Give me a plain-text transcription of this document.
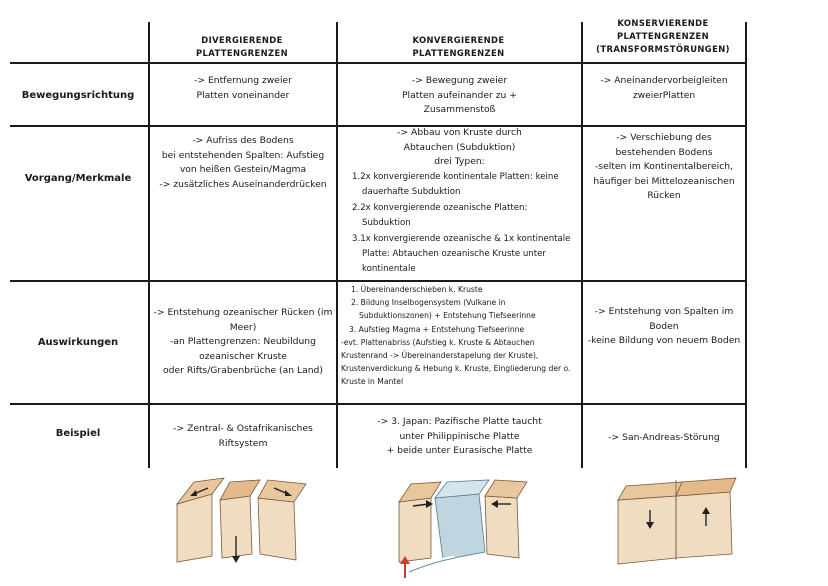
DIVERGIERENDE
PLATTENGRENZEN
KONVERGIERENDE
PLATTENGRENZEN
KONSERVIERENDE
PLATTENGRENZEN
(TRANSFORMSTÖRUNGEN)
Bewegungsrichtung
Vorgang/Merkmale
Auswirkungen
Beispiel
-> Entfernung zweier
Platten voneinander
-> Bewegung zweier
Platten aufeinander zu +
Zusammenstoß
-> Aneinandervorbeigleiten
zweierPlatten
-> Aufriss des Bodens
bei entstehenden Spalten: Aufstieg
von heißen Gestein/Magma
-> zusätzliches Auseinanderdrücken
-> Abbau von Kruste durch
Abtauchen (Subduktion)
drei Typen:
1.2x konvergierende kontinentale Platten: keine
dauerhafte Subduktion
2.2x konvergierende ozeanische Platten:
Subduktion
3.1x konvergierende ozeanische & 1x kontinentale
Platte: Abtauchen ozeanische Kruste unter
kontinentale
-> Verschiebung des
bestehenden Bodens
-selten im Kontinentalbereich,
häufiger bei Mittelozeanischen
Rücken
-> Entstehung ozeanischer Rücken (im
Meer)
-an Plattengrenzen: Neubildung
ozeanischer Kruste
oder Rifts/Grabenbrüche (an Land)
1. Übereinanderschieben k. Kruste
2. Bildung Inselbogensystem (Vulkane in
Subduktionszonen) + Entstehung Tiefseerinne
3. Aufstieg Magma + Entstehung Tiefseerinne
-evt. Plattenabriss (Aufstieg k. Kruste & Abtauchen
Krustenrand -> Übereinanderstapelung der Kruste),
Krustenverdickung & Hebung k. Kruste, Eingliederung der o.
Kruste in Mantel
-> Entstehung von Spalten im
Boden
-keine Bildung von neuem Boden
-> Zentral- & Ostafrikanisches
Riftsystem
-> 3. Japan: Pazifische Platte taucht
unter Philippinische Platte
+ beide unter Eurasische Platte
-> San-Andreas-Störung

--------------------------------

GOAL:
Every line above should be repeated exactly; pictures stay out of the copy.

FINISHED ANSWER:
Give me a plain-text transcription of this document.
DIVERGIERENDE
PLATTENGRENZEN
KONVERGIERENDE
PLATTENGRENZEN
KONSERVIERENDE
PLATTENGRENZEN
(TRANSFORMSTÖRUNGEN)
Bewegungsrichtung
Vorgang/Merkmale
Auswirkungen
Beispiel
-> Entfernung zweier
Platten voneinander
-> Bewegung zweier
Platten aufeinander zu +
Zusammenstoß
-> Aneinandervorbeigleiten
zweierPlatten
-> Aufriss des Bodens
bei entstehenden Spalten: Aufstieg
von heißen Gestein/Magma
-> zusätzliches Auseinanderdrücken
-> Abbau von Kruste durch
Abtauchen (Subduktion)
drei Typen:
1.2x konvergierende kontinentale Platten: keine
dauerhafte Subduktion
2.2x konvergierende ozeanische Platten:
Subduktion
3.1x konvergierende ozeanische & 1x kontinentale
Platte: Abtauchen ozeanische Kruste unter
kontinentale
-> Verschiebung des
bestehenden Bodens
-selten im Kontinentalbereich,
häufiger bei Mittelozeanischen
Rücken
-> Entstehung ozeanischer Rücken (im
Meer)
-an Plattengrenzen: Neubildung
ozeanischer Kruste
oder Rifts/Grabenbrüche (an Land)
1. Übereinanderschieben k. Kruste
2. Bildung Inselbogensystem (Vulkane in
Subduktionszonen) + Entstehung Tiefseerinne
3. Aufstieg Magma + Entstehung Tiefseerinne
-evt. Plattenabriss (Aufstieg k. Kruste & Abtauchen
Krustenrand -> Übereinanderstapelung der Kruste),
Krustenverdickung & Hebung k. Kruste, Eingliederung der o.
Kruste in Mantel
-> Entstehung von Spalten im
Boden
-keine Bildung von neuem Boden
-> Zentral- & Ostafrikanisches
Riftsystem
-> 3. Japan: Pazifische Platte taucht
unter Philippinische Platte
+ beide unter Eurasische Platte
-> San-Andreas-Störung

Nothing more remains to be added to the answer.